**TASK OBJECTIVE:**
Rewrite the material below with every "bar-voted" swapped for "voted-bar", leaving everything else unchanged. Omit the pictures from your version.

**Element location data:**

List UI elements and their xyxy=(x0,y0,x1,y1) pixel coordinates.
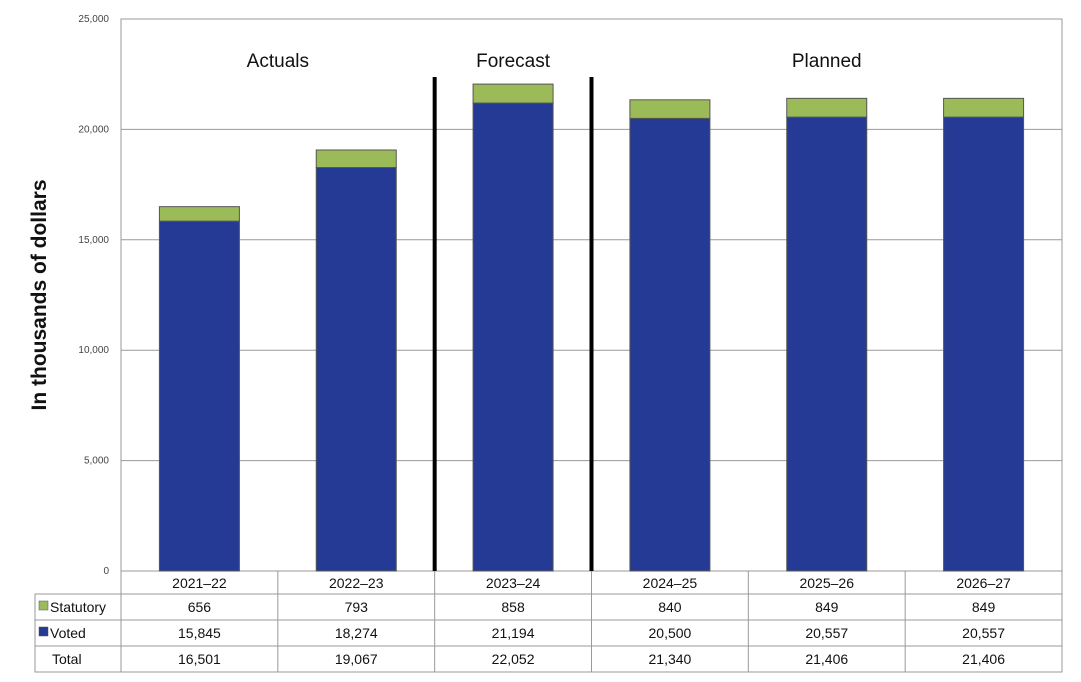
bar-voted xyxy=(315,167,397,572)
bar-voted xyxy=(158,220,240,572)
bar-voted xyxy=(629,117,711,572)
bar-statutory xyxy=(629,99,711,119)
bar-voted xyxy=(786,116,868,572)
data-label: 849 xyxy=(972,599,996,615)
data-label: 840 xyxy=(658,599,682,615)
period-label: Actuals xyxy=(247,51,309,72)
y-tick-label: 15,000 xyxy=(78,235,109,246)
legend-label: Voted xyxy=(50,625,86,641)
category-label: 2022–23 xyxy=(329,575,384,591)
bar-voted xyxy=(943,116,1025,572)
data-label: 21,406 xyxy=(805,651,848,667)
row-label: Total xyxy=(52,651,82,667)
data-label: 20,557 xyxy=(962,625,1005,641)
data-label: 19,067 xyxy=(335,651,378,667)
y-tick-label: 5,000 xyxy=(84,456,109,467)
y-axis-label: In thousands of dollars xyxy=(28,179,51,410)
data-label: 18,274 xyxy=(335,625,378,641)
period-label: Forecast xyxy=(476,51,551,72)
category-label: 2025–26 xyxy=(799,575,854,591)
legend-swatch-statutory xyxy=(38,600,49,611)
data-label: 21,406 xyxy=(962,651,1005,667)
data-label: 16,501 xyxy=(178,651,221,667)
bar-statutory xyxy=(943,97,1025,118)
data-label: 20,500 xyxy=(649,625,692,641)
data-label: 15,845 xyxy=(178,625,221,641)
y-tick-label: 10,000 xyxy=(78,345,109,356)
bar-statutory xyxy=(472,83,554,104)
data-label: 20,557 xyxy=(805,625,848,641)
legend-swatch-voted xyxy=(38,626,49,637)
y-tick-label: 0 xyxy=(103,566,109,577)
data-label: 793 xyxy=(345,599,369,615)
data-label: 656 xyxy=(188,599,212,615)
data-label: 21,340 xyxy=(649,651,692,667)
bar-voted xyxy=(472,102,554,572)
y-tick-label: 20,000 xyxy=(78,124,109,135)
bar-statutory xyxy=(158,206,240,222)
period-label: Planned xyxy=(792,51,862,72)
category-label: 2023–24 xyxy=(486,575,541,591)
data-label: 21,194 xyxy=(492,625,535,641)
bar-statutory xyxy=(315,149,397,169)
category-label: 2026–27 xyxy=(956,575,1011,591)
data-label: 858 xyxy=(501,599,525,615)
bar-statutory xyxy=(786,97,868,118)
category-label: 2021–22 xyxy=(172,575,227,591)
legend-label: Statutory xyxy=(50,599,106,615)
data-label: 22,052 xyxy=(492,651,535,667)
data-label: 849 xyxy=(815,599,839,615)
category-label: 2024–25 xyxy=(643,575,698,591)
y-tick-label: 25,000 xyxy=(78,14,109,25)
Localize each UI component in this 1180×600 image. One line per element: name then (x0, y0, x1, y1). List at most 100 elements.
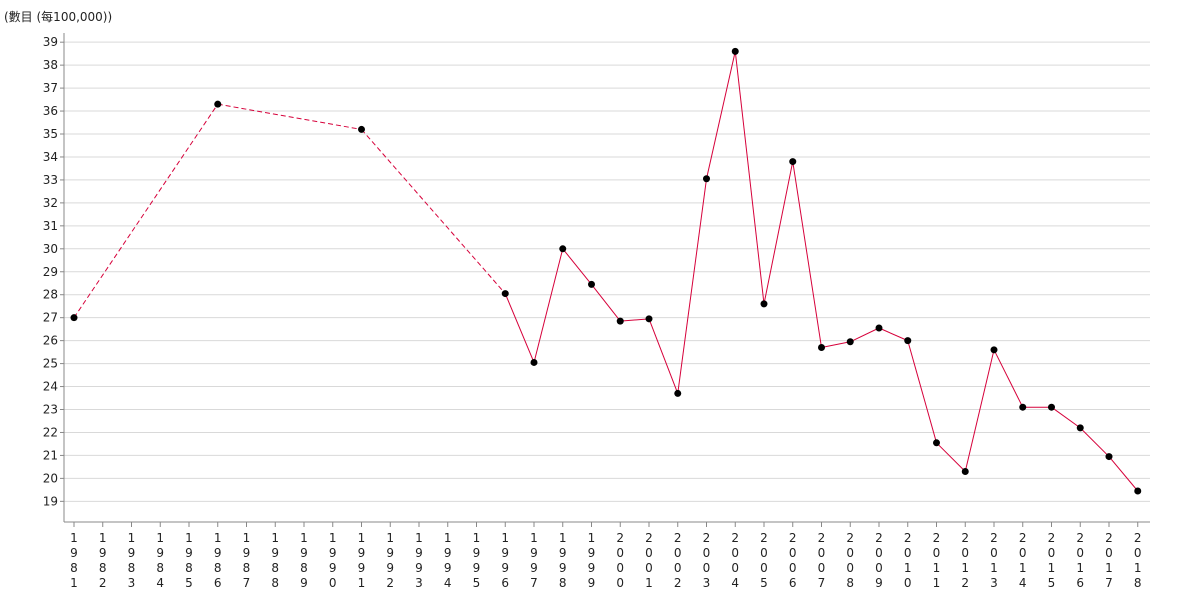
data-point (904, 337, 912, 345)
series-gap-segment (73, 103, 219, 318)
data-point (501, 290, 509, 298)
y-tick-label: 33 (43, 173, 58, 187)
data-point (933, 439, 940, 447)
axes (60, 33, 1150, 527)
series-segment (993, 349, 1024, 408)
series-segment (907, 340, 937, 443)
y-tick-label: 22 (43, 425, 58, 439)
y-tick-label: 23 (43, 403, 58, 417)
series-segment (734, 51, 765, 304)
series-segment (850, 327, 880, 343)
series-gap-segment (217, 103, 362, 130)
y-tick-label: 38 (43, 58, 58, 72)
y-tick-label: 28 (43, 288, 58, 302)
series-segment (591, 284, 621, 322)
data-point (214, 100, 222, 108)
data-point (731, 47, 739, 55)
y-tick-label: 24 (43, 380, 58, 394)
series-segment (821, 341, 851, 349)
series (70, 47, 1142, 495)
data-point (846, 338, 854, 346)
y-tick-label: 30 (43, 242, 58, 256)
y-tick-label: 19 (43, 494, 58, 508)
data-point (616, 317, 624, 325)
data-point (559, 245, 567, 253)
y-tick-label: 39 (43, 35, 58, 49)
series-segment (763, 161, 794, 305)
gridlines (64, 41, 1150, 502)
unit-label: (數目 (每100,000)) (4, 9, 112, 24)
data-point (588, 280, 595, 288)
series-segment (562, 248, 592, 285)
y-tick-label: 25 (43, 357, 58, 371)
series-segment (706, 51, 736, 179)
data-point (1105, 453, 1113, 461)
series-segment (504, 293, 535, 363)
series-segment (677, 178, 707, 394)
series-segment (878, 327, 908, 342)
data-point (358, 125, 365, 133)
y-tick-label: 32 (43, 196, 58, 210)
y-tick-label: 31 (43, 219, 58, 233)
data-point (875, 324, 883, 332)
y-tick-label: 29 (43, 265, 58, 279)
data-point (1134, 487, 1142, 495)
data-point (760, 300, 768, 308)
data-point (703, 175, 710, 183)
data-point (818, 344, 825, 352)
data-point (961, 467, 969, 475)
series-segment (648, 318, 679, 394)
data-point (674, 389, 682, 397)
data-point (645, 315, 653, 323)
y-tick-label: 34 (43, 150, 58, 164)
y-tick-label: 36 (43, 104, 58, 118)
data-point (789, 158, 797, 166)
x-tick-labels: 1 9 8 1 1 9 8 2 1 9 8 3 1 9 8 4 1 9 8 5 1 9 8 6 1 9 8 7 1 9 8 8 1 9 8 9 1 9 9 0… (70, 531, 1141, 590)
series-segment (620, 318, 650, 322)
data-point (1019, 403, 1027, 411)
data-point (990, 346, 998, 354)
y-tick-label: 35 (43, 127, 58, 141)
series-segment (1051, 406, 1081, 429)
y-tick-label: 37 (43, 81, 58, 95)
y-tick-labels: 19 20 21 22 23 24 25 26 27 28 29 30 31 32 33 34 35 36 37 38… (43, 35, 58, 508)
data-point (1048, 403, 1055, 411)
series-segment (533, 248, 564, 363)
series-segment (792, 161, 822, 348)
y-tick-label: 20 (43, 471, 58, 485)
series-segment (1079, 427, 1110, 457)
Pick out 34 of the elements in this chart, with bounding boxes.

**WRITTEN RESPONSE:**
List UI elements and their xyxy=(x0,y0,x1,y1) pixel coordinates.
voted-bar xyxy=(315,167,397,572)
voted-bar xyxy=(158,220,240,572)
voted-bar xyxy=(629,117,711,572)
bar-statutory xyxy=(629,99,711,119)
voted-bar xyxy=(786,116,868,572)
data-label: 849 xyxy=(972,599,996,615)
data-label: 840 xyxy=(658,599,682,615)
period-label: Actuals xyxy=(247,51,309,72)
y-tick-label: 15,000 xyxy=(78,235,109,246)
legend-label: Voted xyxy=(50,625,86,641)
category-label: 2022–23 xyxy=(329,575,384,591)
voted-bar xyxy=(943,116,1025,572)
data-label: 21,406 xyxy=(805,651,848,667)
row-label: Total xyxy=(52,651,82,667)
data-label: 20,557 xyxy=(962,625,1005,641)
data-label: 19,067 xyxy=(335,651,378,667)
y-tick-label: 5,000 xyxy=(84,456,109,467)
y-axis-label: In thousands of dollars xyxy=(28,179,51,410)
data-label: 18,274 xyxy=(335,625,378,641)
period-label: Forecast xyxy=(476,51,551,72)
category-label: 2025–26 xyxy=(799,575,854,591)
legend-swatch-statutory xyxy=(38,600,49,611)
data-label: 21,406 xyxy=(962,651,1005,667)
data-label: 16,501 xyxy=(178,651,221,667)
bar-statutory xyxy=(943,97,1025,118)
data-label: 20,500 xyxy=(649,625,692,641)
data-label: 15,845 xyxy=(178,625,221,641)
y-tick-label: 10,000 xyxy=(78,345,109,356)
bar-statutory xyxy=(472,83,554,104)
data-label: 20,557 xyxy=(805,625,848,641)
legend-swatch-voted xyxy=(38,626,49,637)
y-tick-label: 0 xyxy=(103,566,109,577)
data-label: 793 xyxy=(345,599,369,615)
data-label: 656 xyxy=(188,599,212,615)
data-label: 21,340 xyxy=(649,651,692,667)
voted-bar xyxy=(472,102,554,572)
y-tick-label: 20,000 xyxy=(78,124,109,135)
bar-statutory xyxy=(158,206,240,222)
period-label: Planned xyxy=(792,51,862,72)
category-label: 2023–24 xyxy=(486,575,541,591)
data-label: 21,194 xyxy=(492,625,535,641)
bar-statutory xyxy=(315,149,397,169)
category-label: 2026–27 xyxy=(956,575,1011,591)
data-label: 858 xyxy=(501,599,525,615)
bar-statutory xyxy=(786,97,868,118)
category-label: 2021–22 xyxy=(172,575,227,591)
legend-label: Statutory xyxy=(50,599,106,615)
data-label: 22,052 xyxy=(492,651,535,667)
data-label: 849 xyxy=(815,599,839,615)
category-label: 2024–25 xyxy=(643,575,698,591)
y-tick-label: 25,000 xyxy=(78,14,109,25)
Localize each UI component in this 1180×600 image. One line per element: name then (x0, y0, x1, y1). List at most 100 elements.
data-point (904, 337, 912, 345)
series-gap-segment (73, 103, 219, 318)
data-point (501, 290, 509, 298)
y-tick-label: 33 (43, 173, 58, 187)
data-point (933, 439, 940, 447)
axes (60, 33, 1150, 527)
series-segment (993, 349, 1024, 408)
series-segment (907, 340, 937, 443)
y-tick-label: 22 (43, 425, 58, 439)
y-tick-label: 23 (43, 403, 58, 417)
series-segment (734, 51, 765, 304)
series-segment (850, 327, 880, 343)
series-gap-segment (217, 103, 362, 130)
y-tick-label: 38 (43, 58, 58, 72)
y-tick-label: 28 (43, 288, 58, 302)
series-segment (591, 284, 621, 322)
data-point (214, 100, 222, 108)
data-point (731, 47, 739, 55)
y-tick-label: 24 (43, 380, 58, 394)
series-segment (821, 341, 851, 349)
series (70, 47, 1142, 495)
data-point (846, 338, 854, 346)
y-tick-label: 30 (43, 242, 58, 256)
y-tick-label: 19 (43, 494, 58, 508)
data-point (616, 317, 624, 325)
data-point (559, 245, 567, 253)
y-tick-label: 39 (43, 35, 58, 49)
series-segment (763, 161, 794, 305)
gridlines (64, 41, 1150, 502)
unit-label: (數目 (每100,000)) (4, 9, 112, 24)
data-point (588, 280, 595, 288)
series-segment (562, 248, 592, 285)
y-tick-label: 25 (43, 357, 58, 371)
series-segment (706, 51, 736, 179)
data-point (1105, 453, 1113, 461)
series-segment (504, 293, 535, 363)
series-segment (677, 178, 707, 394)
series-segment (878, 327, 908, 342)
data-point (358, 125, 365, 133)
y-tick-label: 32 (43, 196, 58, 210)
y-tick-label: 31 (43, 219, 58, 233)
data-point (875, 324, 883, 332)
y-tick-label: 29 (43, 265, 58, 279)
data-point (1134, 487, 1142, 495)
data-point (760, 300, 768, 308)
data-point (703, 175, 710, 183)
data-point (818, 344, 825, 352)
data-point (961, 467, 969, 475)
series-segment (648, 318, 679, 394)
data-point (674, 389, 682, 397)
data-point (645, 315, 653, 323)
y-tick-label: 34 (43, 150, 58, 164)
y-tick-label: 36 (43, 104, 58, 118)
data-point (789, 158, 797, 166)
x-tick-labels: 1 9 8 1 1 9 8 2 1 9 8 3 1 9 8 4 1 9 8 5 1 9 8 6 1 9 8 7 1 9 8 8 1 9 8 9 1 9 9 0… (70, 531, 1141, 590)
series-segment (620, 318, 650, 322)
data-point (1019, 403, 1027, 411)
data-point (990, 346, 998, 354)
y-tick-label: 35 (43, 127, 58, 141)
series-segment (1051, 406, 1081, 429)
y-tick-label: 37 (43, 81, 58, 95)
y-tick-labels: 19 20 21 22 23 24 25 26 27 28 29 30 31 32 33 34 35 36 37 38… (43, 35, 58, 508)
data-point (1048, 403, 1055, 411)
series-segment (533, 248, 564, 363)
series-segment (792, 161, 822, 348)
y-tick-label: 20 (43, 471, 58, 485)
series-segment (1079, 427, 1110, 457)
Pick out 34 of the elements in this chart, with bounding boxes.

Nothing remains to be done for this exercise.